* [EXTRAIT DU DOCUMENT]:
Antérieurement à la loi du 17 juin 2008, l'action en responsabilité civile dirigée contre l'employeur était soumise à la prescription trentenaire de droit commun.

La loi du 17 juin 2008 a instauré une prescription quinquennale. Elle est entrée en vigueur le 18 juin 2008, date à laquelle a commencé à courir le délai de prescription quinquennale. Celle-ci a été acquise le 18 juin 2013.

La révélation de la discrimination est apparue fin mars 2009. La salariée a saisi le conseil de prud'hommes le 16 juillet 2012. Son action en réparation d'un préjudice résultant d'une discrimination n'est donc pas prescrite.

Par ailleurs, il n'est pas interdit au juge pour apprécier la réalité de la discrimination subie au cours de la période non prescrite, de procéder à des comparaisons avec d'autres salariés engagés dans des conditions identiques de diplômes et de qualification à la même date que l'intéressée, celle-ci fût-elle antérieure à la période non prescrite.

Sur le fond

Mme [O] fait valoir que :

- elle n'a obtenu pendant 20 ans, du 14 octobre 1991 au 30 novembre 2011, aucune promotion, hormis le passage automatique prévu par la convention collective, de la position I à la position II, en juillet 1993, malgré ses demandes répétées de 1995 à 2008, et bien qu'elle ait satisfait aux recommandations de Thalès en matière de mobilité,

- elle a même vu sa rémunération diminuer à chaque mutation qu'elle a sollicitée en 1999 puis en 2008, et que c'est seulement fin mars 2009, en recevant sa fiche de rémunération (rétroactive au 1er janvier), qu'elle a pris conscience d'une discrimination à son encontre,

- elle a demandé un entretien à sa hiérarchie et, le 20 avril 2009, M. [A], directeur du GIE III V, et M. [N], directeur des ressources humaines de TRT, lui ont annoncé qu'il y avait eu une erreur dans le référencement du poste, que non seulement elle n'avait pas de promotion mais que sa rémunération globale était diminuée, et que la position IIIA avait été attribuée dans le GIE III V à trois hommes, dont M. [J] qu'elle avait encadré dès 2007, dans le poste qu'elle venait de quitter,

- tout en étant membre permanent du Codir du GIE III V, elle ne pouvait assister à des réunions à l'instar de la moitié des ingénieurs et cadres de TRT au motif qu'elle n'avait pas la position nécessaire IIIA alors que l'ampleur de ses tâches dans le poste qu'elle venait de prendre était encore augmentée par rapport à la description de ce poste,

- elle a été promue en décembre 2011 en position IIIA/NR9 alors qu'elle avait de fait cette position depuis 1996, et que depuis 2014 ses fonctions ont encore évolué dans l'organigramme et sont désormais comparables à celles d'un directeur de communication placé en position IIIC,

- elle a été victime dans le déroulement de sa carrière d'une discrimination notamment liée à son sexe.

* [ENREGISTREMENTS]:
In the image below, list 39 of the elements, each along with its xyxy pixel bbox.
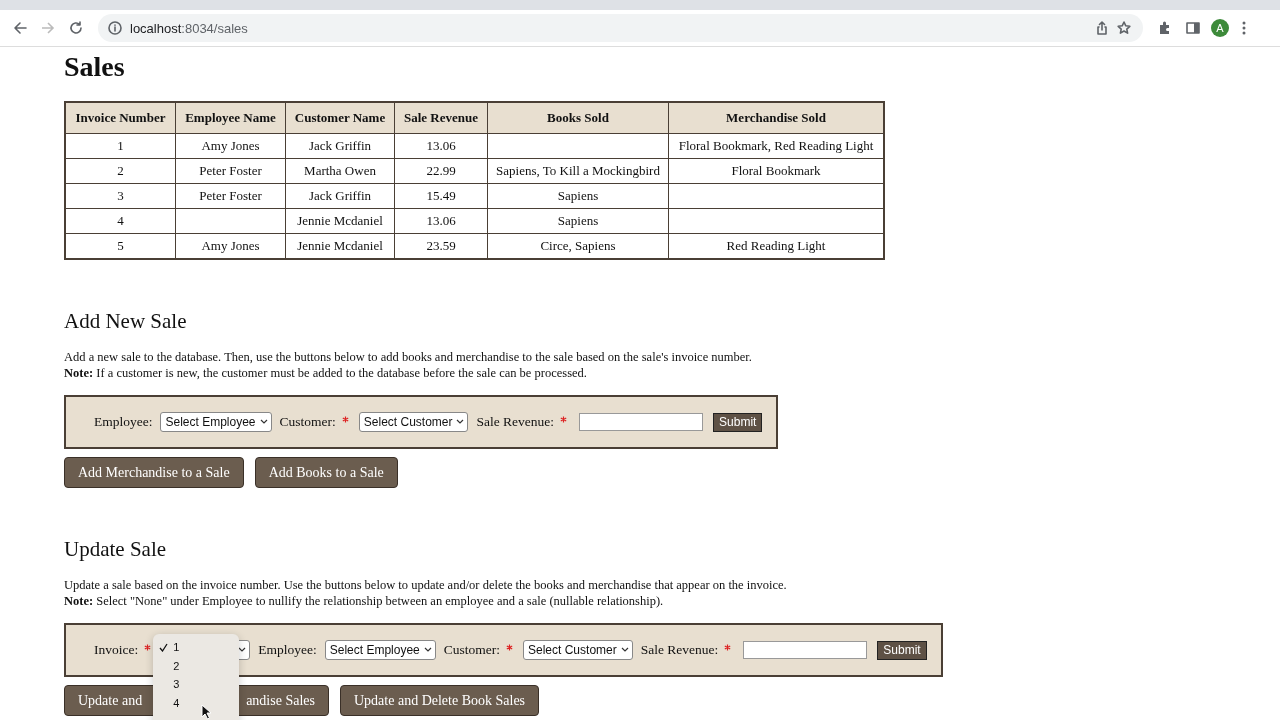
table-cell: Sapiens xyxy=(487,208,669,234)
table-cell: 13.06 xyxy=(394,208,488,234)
section-title: Add New Sale xyxy=(64,308,188,335)
table-cell: Martha Owen xyxy=(285,158,395,184)
description-text: Update a sale based on the invoice number. Use the buttons below to update and/or delete the books and merchandise that appear on the invoice. xyxy=(64,577,787,593)
field-label: Employee: xyxy=(258,642,317,658)
table-cell: 15.49 xyxy=(394,183,488,209)
url-text: localhost:8034/sales xyxy=(130,20,248,36)
table-cell: Amy Jones xyxy=(175,133,286,159)
table-cell: Peter Foster xyxy=(175,183,286,209)
field-label: Customer: xyxy=(443,642,500,658)
column-header: Employee Name xyxy=(175,102,286,134)
table-cell: Sapiens xyxy=(487,183,669,209)
table-cell: Sapiens, To Kill a Mockingbird xyxy=(487,158,669,184)
table-cell: 13.06 xyxy=(394,133,488,159)
table-cell: Peter Foster xyxy=(175,158,286,184)
table-cell: Jack Griffin xyxy=(285,133,395,159)
table-cell: Jennie Mcdaniel xyxy=(285,208,395,234)
page-title: Sales xyxy=(64,50,126,84)
table-cell: 22.99 xyxy=(394,158,488,184)
column-header: Books Sold xyxy=(487,102,669,134)
table-cell: 4 xyxy=(65,208,176,234)
field-label: Invoice: xyxy=(94,642,139,658)
table-cell: 2 xyxy=(65,158,176,184)
column-header: Customer Name xyxy=(285,102,395,134)
note-text: Note: If a customer is new, the customer must be added to the database before the sale can be processed. xyxy=(64,365,587,381)
field-label: Employee: xyxy=(94,414,153,430)
description-text: Add a new sale to the database. Then, use the buttons below to add books and merchandise to the sale based on the sale's invoice number. xyxy=(64,349,752,365)
field-label: Sale Revenue: xyxy=(640,642,719,658)
column-header: Merchandise Sold xyxy=(668,102,884,134)
field-label: Customer: xyxy=(279,414,336,430)
note-text: Note: Select "None" under Employee to nullify the relationship between an employee and a sale (nullable relationship). xyxy=(64,593,664,609)
table-cell: 3 xyxy=(65,183,176,209)
table-cell: Jack Griffin xyxy=(285,183,395,209)
column-header: Sale Revenue xyxy=(394,102,488,134)
column-header: Invoice Number xyxy=(65,102,176,134)
section-title: Update Sale xyxy=(64,536,168,563)
field-label: Sale Revenue: xyxy=(476,414,555,430)
table-cell: 1 xyxy=(65,133,176,159)
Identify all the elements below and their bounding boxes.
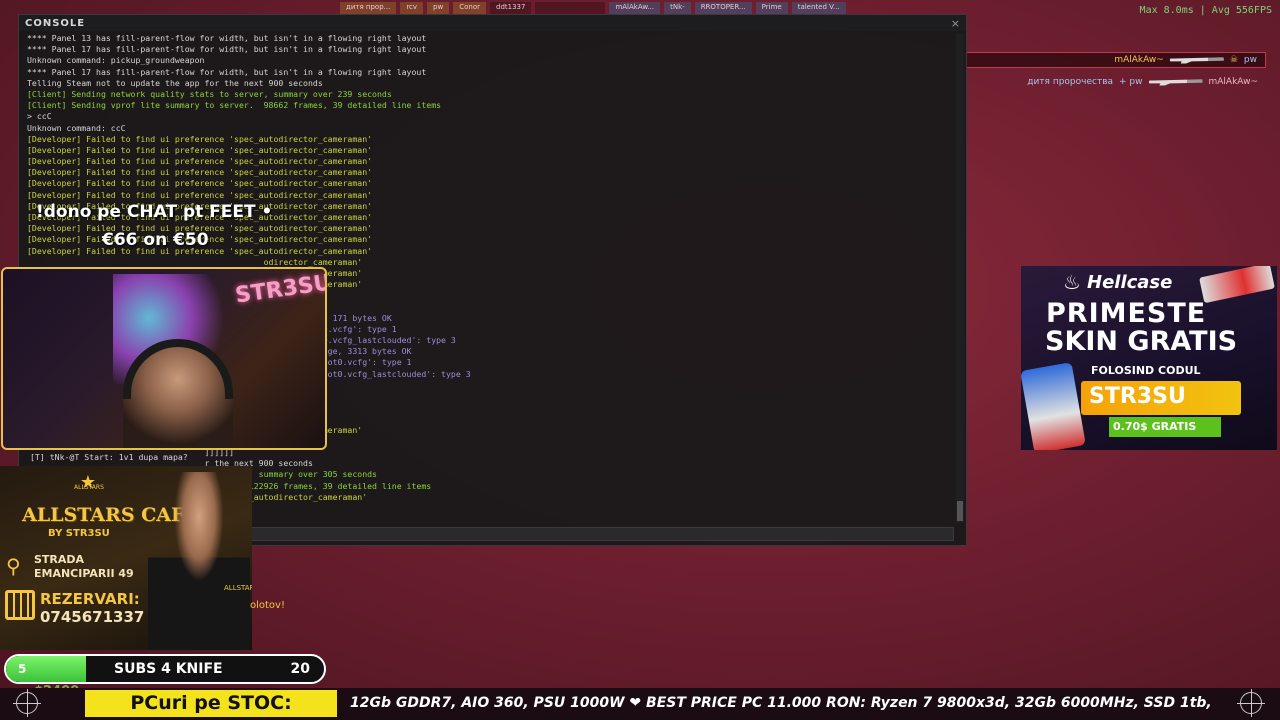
sponsor-subtitle: BY STR3SU <box>48 528 110 539</box>
player-slot: pw <box>427 2 450 14</box>
console-line: Unknown command: ccC <box>27 122 126 133</box>
player-slot: ddt1337 <box>490 2 532 14</box>
hellcase-ad: ♨ Hellcase PRIMESTE SKIN GRATIS FOLOSIND… <box>1021 266 1277 450</box>
killfeed-fragment: olotov! <box>250 600 285 611</box>
console-line: Telling Steam not to update the app for … <box>27 77 323 88</box>
bonus-amount: 0.70$ GRATIS <box>1113 420 1197 433</box>
console-scrollbar[interactable] <box>956 33 964 523</box>
ticker-text: 12Gb GDDR7, AIO 360, PSU 1000W ❤ BEST PR… <box>350 695 1212 711</box>
victim-name: mAlAkAw~ <box>1208 77 1259 87</box>
hellcase-title-2: SKIN GRATIS <box>1045 326 1238 357</box>
killfeed-entry: mAlAkAw~ ☠ pw <box>966 52 1266 68</box>
ticker-badge: PCuri pe STOC: <box>85 690 337 717</box>
killer-name: дитя пророчества <box>1027 77 1114 87</box>
knife-skin-image <box>1199 266 1275 304</box>
player-slot-empty <box>535 2 606 14</box>
console-line: > ccC <box>27 111 52 122</box>
player-slot: rcv <box>400 2 424 14</box>
sponsor-photo <box>148 472 250 650</box>
console-line: [Developer] Failed to find ui preference… <box>27 144 373 155</box>
player-slot: Prime <box>755 2 788 14</box>
console-title: CONSOLE <box>25 17 86 29</box>
console-line: [Developer] Failed to find ui preference… <box>27 189 373 200</box>
console-titlebar[interactable]: CONSOLE × <box>19 15 966 31</box>
donation-goal: €66 on €50 <box>102 230 209 250</box>
news-ticker: PCuri pe STOC: 12Gb GDDR7, AIO 360, PSU … <box>0 688 1280 720</box>
rifle-icon <box>1169 57 1224 64</box>
killer-name: mAlAkAw~ <box>1114 55 1164 65</box>
sponsor-street-number: EMANCIPARII 49 <box>34 567 134 580</box>
shirt-logo: ALLSTARS <box>224 584 252 592</box>
promo-code: STR3SU <box>1089 384 1186 409</box>
hellcase-using-code: FOLOSIND CODUL <box>1091 364 1201 377</box>
headshot-icon: ☠ <box>1229 55 1238 65</box>
close-icon[interactable]: × <box>951 17 960 30</box>
console-line: **** Panel 17 has fill-parent-flow for w… <box>27 66 427 77</box>
donation-call: !dono pe CHAT pt FEET • <box>36 202 273 222</box>
console-line: **** Panel 17 has fill-parent-flow for w… <box>27 44 427 55</box>
assist-name: + pw <box>1119 77 1143 87</box>
player-slot: RROTOPER... <box>694 2 752 14</box>
sponsor-reservations: REZERVARI: <box>40 590 140 608</box>
console-line: [Developer] Failed to find ui preference… <box>27 156 373 167</box>
player-slot: mAlAkAw... <box>609 2 661 14</box>
sub-goal-bar: 5 SUBS 4 KNIFE 20 <box>4 654 326 684</box>
player-slot: Conor <box>453 2 486 14</box>
hellcase-brand: Hellcase <box>1087 272 1173 293</box>
webcam-feed: STR3SU <box>1 267 327 450</box>
killfeed: mAlAkAw~ ☠ pw дитя пророчества + pw mAlA… <box>966 52 1266 96</box>
killfeed-entry: дитя пророчества + pw mAlAkAw~ <box>966 74 1266 90</box>
character-image <box>1021 362 1086 450</box>
sponsor-street: STRADA <box>34 553 85 566</box>
console-line: Unknown command: pickup_groundweapon <box>27 55 205 66</box>
scrollbar-thumb[interactable] <box>957 501 963 521</box>
chat-message: [T] tNk-@T Start: 1v1 dupa mapa? <box>30 452 188 462</box>
player-slot: tNk- <box>664 2 691 14</box>
player-slot: talented V... <box>791 2 846 14</box>
calendar-icon <box>5 590 35 620</box>
console-line: [Client] Sending network quality stats t… <box>27 88 392 99</box>
scoreboard-strip: дитя прор... rcv pw Conor ddt1337 mAlAkA… <box>340 2 846 14</box>
console-line: [Client] Sending vprof lite summary to s… <box>27 100 442 111</box>
player-slot: дитя прор... <box>340 2 397 14</box>
console-line: [Developer] Failed to find ui preference… <box>27 167 373 178</box>
sponsor-panel: ★ ALLSTARS ALLSTARS CAFÉ BY STR3SU ⚲ STR… <box>0 466 252 650</box>
victim-name: pw <box>1243 55 1257 65</box>
sponsor-phone: 0745671337 <box>40 608 145 626</box>
crosshair-icon <box>1237 689 1265 717</box>
neon-sign: STR3SU <box>233 270 327 309</box>
location-pin-icon: ⚲ <box>6 554 21 578</box>
console-line: [Developer] Failed to find ui preference… <box>27 178 373 189</box>
console-line: [Developer] Failed to find ui preference… <box>27 133 373 144</box>
sub-goal-label: SUBS 4 KNIFE <box>114 661 223 677</box>
sub-current: 5 <box>18 662 27 676</box>
rifle-icon <box>1148 79 1203 86</box>
sponsor-logo-text: ALLSTARS <box>74 484 104 491</box>
crosshair-icon <box>13 689 41 717</box>
console-line: **** Panel 13 has fill-parent-flow for w… <box>27 33 427 43</box>
sub-goal-target: 20 <box>290 661 310 677</box>
fps-counter: Max 8.0ms | Avg 556FPS <box>1139 5 1272 16</box>
hellcase-logo-icon: ♨ <box>1063 270 1081 294</box>
hellcase-title: PRIMESTE <box>1046 298 1207 329</box>
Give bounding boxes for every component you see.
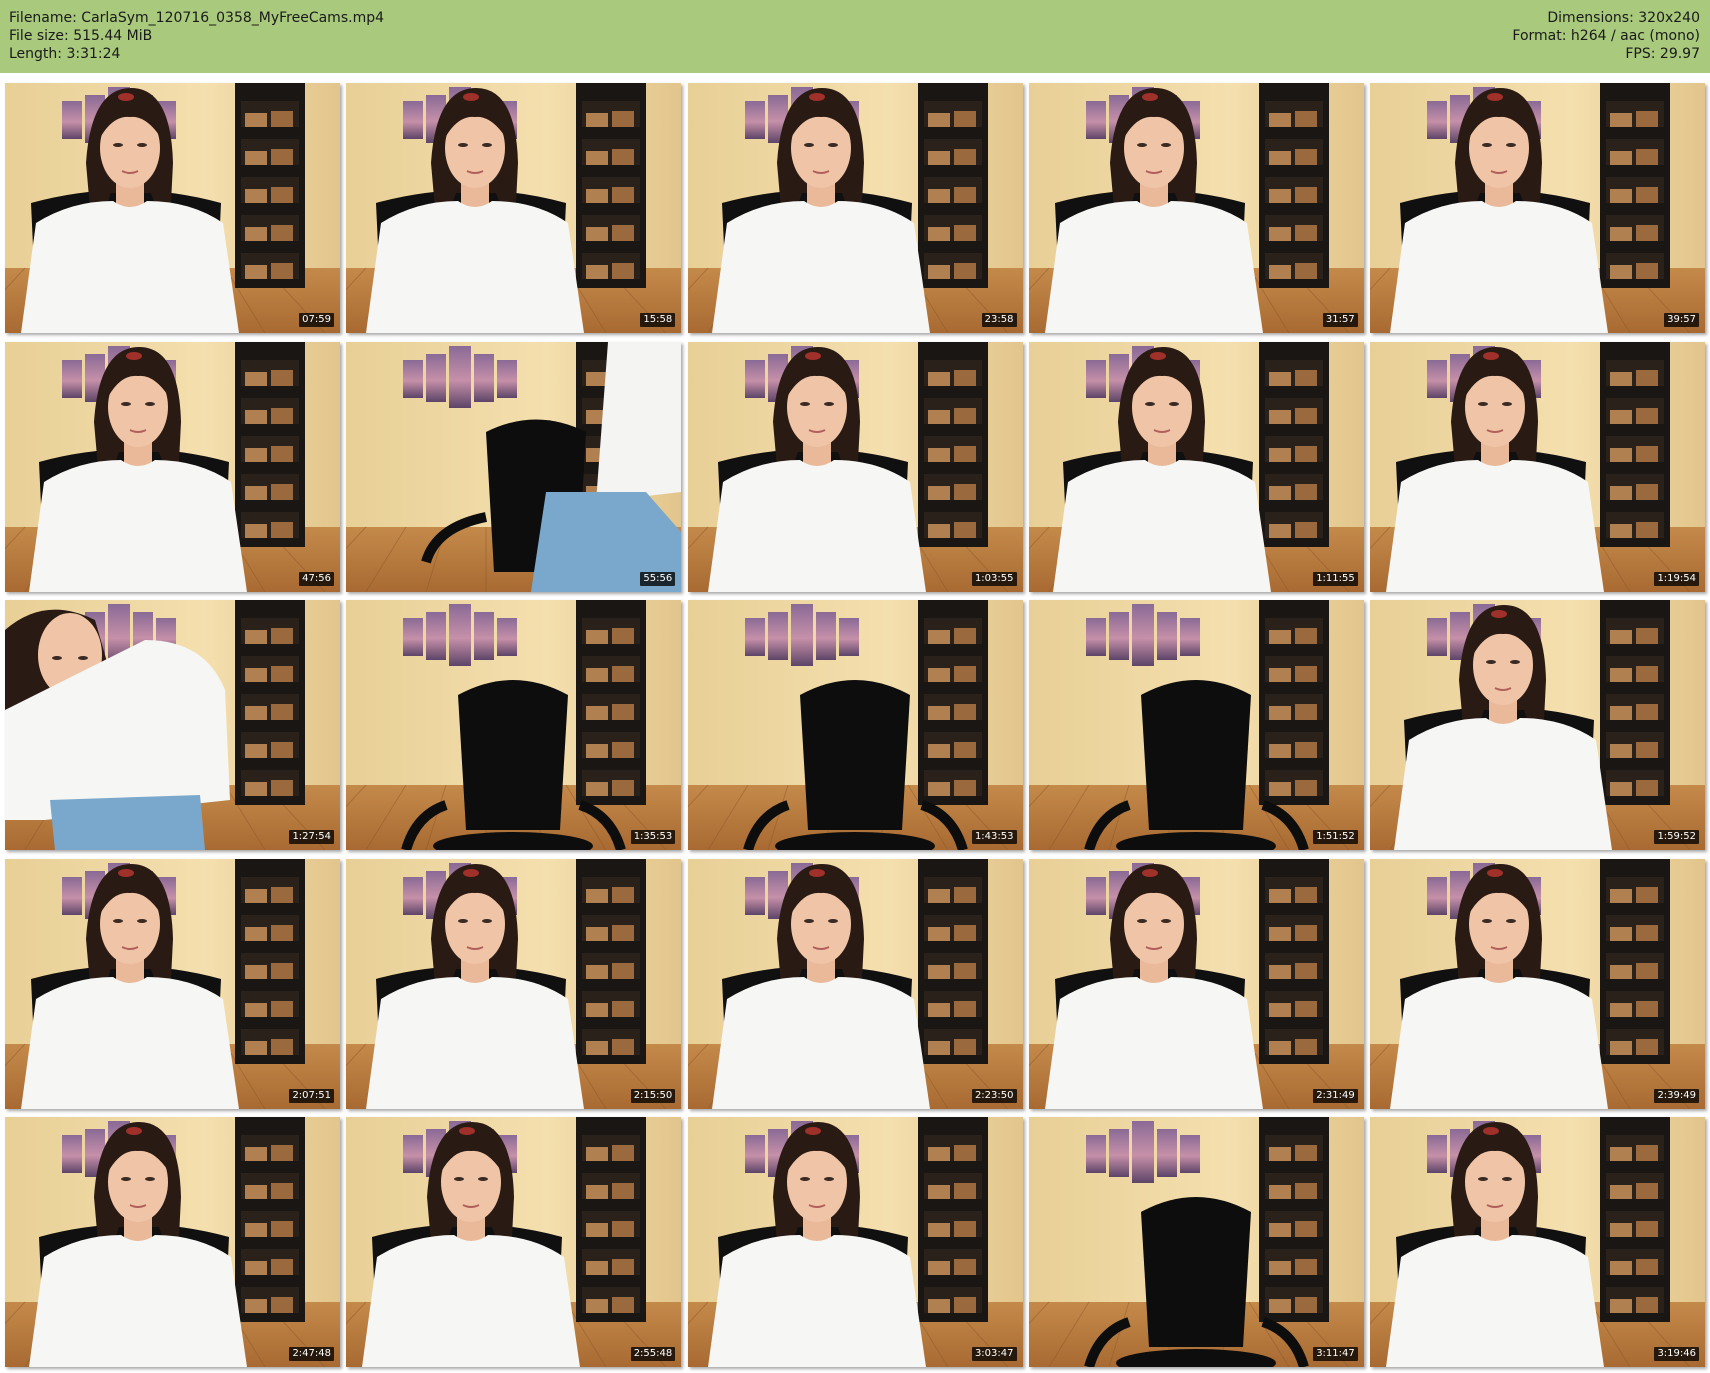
thumbnail-timestamp: 55:56 <box>640 571 676 586</box>
thumbnail-frame <box>1370 341 1705 592</box>
thumbnail-timestamp: 2:31:49 <box>1313 1088 1358 1103</box>
video-thumbnail: 3:19:46 <box>1370 1117 1705 1367</box>
thumbnail-frame <box>346 1117 682 1367</box>
fps-text: FPS: 29.97 <box>1625 46 1700 62</box>
thumbnail-frame <box>687 341 1023 592</box>
thumbnail-frame <box>1028 600 1364 850</box>
thumbnail-timestamp: 39:57 <box>1664 313 1699 327</box>
thumbnail-frame <box>346 858 682 1109</box>
video-thumbnail: 55:56 <box>346 341 682 592</box>
thumbnail-timestamp: 2:39:49 <box>1654 1088 1699 1103</box>
thumbnail-timestamp: 15:58 <box>640 313 676 327</box>
video-thumbnail: 1:19:54 <box>1370 341 1705 592</box>
video-thumbnail: 2:23:50 <box>687 858 1023 1109</box>
video-thumbnail: 2:55:48 <box>346 1117 682 1367</box>
thumbnail-timestamp: 31:57 <box>1322 313 1358 327</box>
thumbnail-frame <box>1028 341 1364 592</box>
thumbnail-frame <box>5 600 340 850</box>
video-thumbnail: 2:15:50 <box>346 858 682 1109</box>
thumbnail-timestamp: 1:51:52 <box>1313 830 1358 844</box>
thumbnail-frame <box>687 1117 1023 1367</box>
thumbnail-grid: 07:59 15:58 23:58 31:57 39:57 47:56 55:56 1:03:… <box>5 83 1705 1369</box>
thumbnail-frame <box>687 600 1023 850</box>
filesize-text: File size: 515.44 MiB <box>9 28 153 44</box>
video-thumbnail: 1:03:55 <box>687 341 1023 592</box>
thumbnail-frame <box>1370 1117 1705 1367</box>
file-info-right: Dimensions: 320x240 Format: h264 / aac (… <box>1512 9 1700 63</box>
video-thumbnail: 2:07:51 <box>5 858 340 1109</box>
video-thumbnail: 2:47:48 <box>5 1117 340 1367</box>
video-thumbnail: 3:03:47 <box>687 1117 1023 1367</box>
thumbnail-timestamp: 2:23:50 <box>971 1088 1017 1103</box>
thumbnail-frame <box>5 1117 340 1367</box>
video-thumbnail: 2:39:49 <box>1370 858 1705 1109</box>
thumbnail-frame <box>687 83 1023 333</box>
video-thumbnail: 15:58 <box>346 83 682 333</box>
video-thumbnail: 1:59:52 <box>1370 600 1705 850</box>
thumbnail-timestamp: 1:11:55 <box>1313 571 1358 586</box>
info-header: Filename: CarlaSym_120716_0358_MyFreeCam… <box>0 0 1710 73</box>
video-thumbnail: 2:31:49 <box>1028 858 1364 1109</box>
thumbnail-timestamp: 3:19:46 <box>1654 1347 1699 1361</box>
video-thumbnail: 1:43:53 <box>687 600 1023 850</box>
thumbnail-frame <box>1028 858 1364 1109</box>
file-info-left: Filename: CarlaSym_120716_0358_MyFreeCam… <box>9 9 384 63</box>
length-text: Length: 3:31:24 <box>9 46 121 62</box>
thumbnail-timestamp: 1:27:54 <box>289 830 334 844</box>
video-thumbnail: 1:11:55 <box>1028 341 1364 592</box>
thumbnail-timestamp: 1:19:54 <box>1654 571 1699 586</box>
video-thumbnail: 1:27:54 <box>5 600 340 850</box>
video-thumbnail: 39:57 <box>1370 83 1705 333</box>
video-thumbnail: 1:51:52 <box>1028 600 1364 850</box>
video-thumbnail: 47:56 <box>5 341 340 592</box>
thumbnail-timestamp: 1:35:53 <box>630 830 676 844</box>
thumbnail-frame <box>5 83 340 333</box>
video-thumbnail: 31:57 <box>1028 83 1364 333</box>
video-thumbnail: 1:35:53 <box>346 600 682 850</box>
thumbnail-frame <box>1028 83 1364 333</box>
thumbnail-timestamp: 1:03:55 <box>971 571 1017 586</box>
thumbnail-frame <box>1370 600 1705 850</box>
thumbnail-frame <box>5 858 340 1109</box>
thumbnail-timestamp: 23:58 <box>981 313 1017 327</box>
thumbnail-frame <box>1370 83 1705 333</box>
thumbnail-timestamp: 1:43:53 <box>971 830 1017 844</box>
video-thumbnail: 3:11:47 <box>1028 1117 1364 1367</box>
filename-text: Filename: CarlaSym_120716_0358_MyFreeCam… <box>9 10 384 26</box>
thumbnail-timestamp: 2:07:51 <box>289 1088 334 1103</box>
thumbnail-frame <box>687 858 1023 1109</box>
thumbnail-frame <box>346 341 682 592</box>
thumbnail-timestamp: 1:59:52 <box>1654 830 1699 844</box>
thumbnail-timestamp: 3:03:47 <box>971 1347 1017 1361</box>
thumbnail-frame <box>1370 858 1705 1109</box>
thumbnail-timestamp: 47:56 <box>299 571 334 586</box>
video-thumbnail: 23:58 <box>687 83 1023 333</box>
thumbnail-frame <box>1028 1117 1364 1367</box>
thumbnail-frame <box>5 341 340 592</box>
thumbnail-frame <box>346 83 682 333</box>
dimensions-text: Dimensions: 320x240 <box>1547 10 1700 26</box>
video-thumbnail: 07:59 <box>5 83 340 333</box>
thumbnail-timestamp: 07:59 <box>299 313 334 327</box>
thumbnail-timestamp: 2:15:50 <box>630 1088 676 1103</box>
thumbnail-timestamp: 3:11:47 <box>1313 1347 1358 1361</box>
thumbnail-timestamp: 2:55:48 <box>630 1347 676 1361</box>
format-text: Format: h264 / aac (mono) <box>1512 28 1700 44</box>
thumbnail-frame <box>346 600 682 850</box>
thumbnail-timestamp: 2:47:48 <box>289 1347 334 1361</box>
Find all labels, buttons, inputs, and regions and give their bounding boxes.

* [CONSIGNES]:
a. Modifiez les lignes des enregistrements en commençant par celle qui contient « sponsor-subtitle: BY STR3SU » et en vous arrêtant après celle qui contient « ticker-badge: PCuri pe ». Remplacez-y « GRATIS » par « OFFERT » et redonnez ces lignes sans aucun autre changement.
b. Poursuivez l'extrait sur la discrimination invoquée par la salariée à la suite de sa dernière phrase.

* [CORRIGÉ DES EXERCICES]:
a.
sponsor-subtitle: BY STR3SU <box>48 528 110 539</box>
player-slot: pw <box>427 2 450 14</box>
console-line: Unknown command: ccC <box>27 122 126 133</box>
player-slot: ddt1337 <box>490 2 532 14</box>
hellcase-ad: ♨ Hellcase PRIMESTE SKIN OFFERT FOLOSIND… <box>1021 266 1277 450</box>
killfeed-fragment: olotov! <box>250 600 285 611</box>
console-line: Telling Steam not to update the app for … <box>27 77 323 88</box>
bonus-amount: 0.70$ OFFERT <box>1113 420 1197 433</box>
console-scrollbar[interactable] <box>956 33 964 523</box>
ticker-text: 12Gb GDDR7, AIO 360, PSU 1000W ❤ BEST PR… <box>350 695 1212 711</box>
victim-name: mAlAkAw~ <box>1208 77 1259 87</box>
hellcase-title-2: SKIN OFFERT <box>1045 326 1238 357</box>
killfeed-entry: mAlAkAw~ ☠ pw <box>966 52 1266 68</box>
ticker-badge: PCuri pe STOC: <box>85 690 337 717</box>

b.
La société réplique que :

- sa politique de promotion n'est pas fondée sur l'ancienneté du salarié mais tient compte du poste occupé par le collaborateur et de son expertise,

- sur la période du 1er janvier 1996 au 30 avril 2001, pour être positionné IIIA/LR9, le collaborateur doit être responsable d'un laboratoire et encadrer une équipe importante d'ingénieurs et techniciens ou avoir la charge du dossier à budget conséquent, il doit justifier d'une expertise particulière et constitue un dossier qui doit ensuite être approuvé par le comité de pilotage technique,

- sur la période du 1er mai 2001 au 30 juin 2008, les promotions en matière de gestion d'affaires ne sont pas fonction de l'expertise technique du salarié, c'est le volume, la complexité, le chiffre d'affaires généré par les affaires qu'il gère qui sont susceptibles de conduire à sa promotion,

- à compter du 1er juillet 2008, la comparaison avec M. [I] est inopérante, celui-ci étant un membre du comité de direction de l'établissement et Mme [O] n'exerçant pas des responsabilités similaires et n'encadrant qu'un collaborateur,

- il n'y a eu aucune inégalité de traitement,

- Mme [O] ayant saisi le conseil de prud'hommes de Longjumeau le 16 juillet 2012, et l'action en paiement ou en répétition du salaire se prescrivant suivant les textes alors en vigueur par cinq ans, aucun rappel de salaire au titre de la période antérieure à juillet 2007 ne peut être dû,

- une différence de traitement ne constitue pas en elle-même une discrimination illicite, et Mme [O] n'apporte aucun élément susceptible de caractériser un lien entre l'inégalité de traitement qu'elle aurait subie et son appartenance au sexe féminin ou son âge.

- subsidiairement, elle n'a subi aucun préjudice au regard des minima conventionnels.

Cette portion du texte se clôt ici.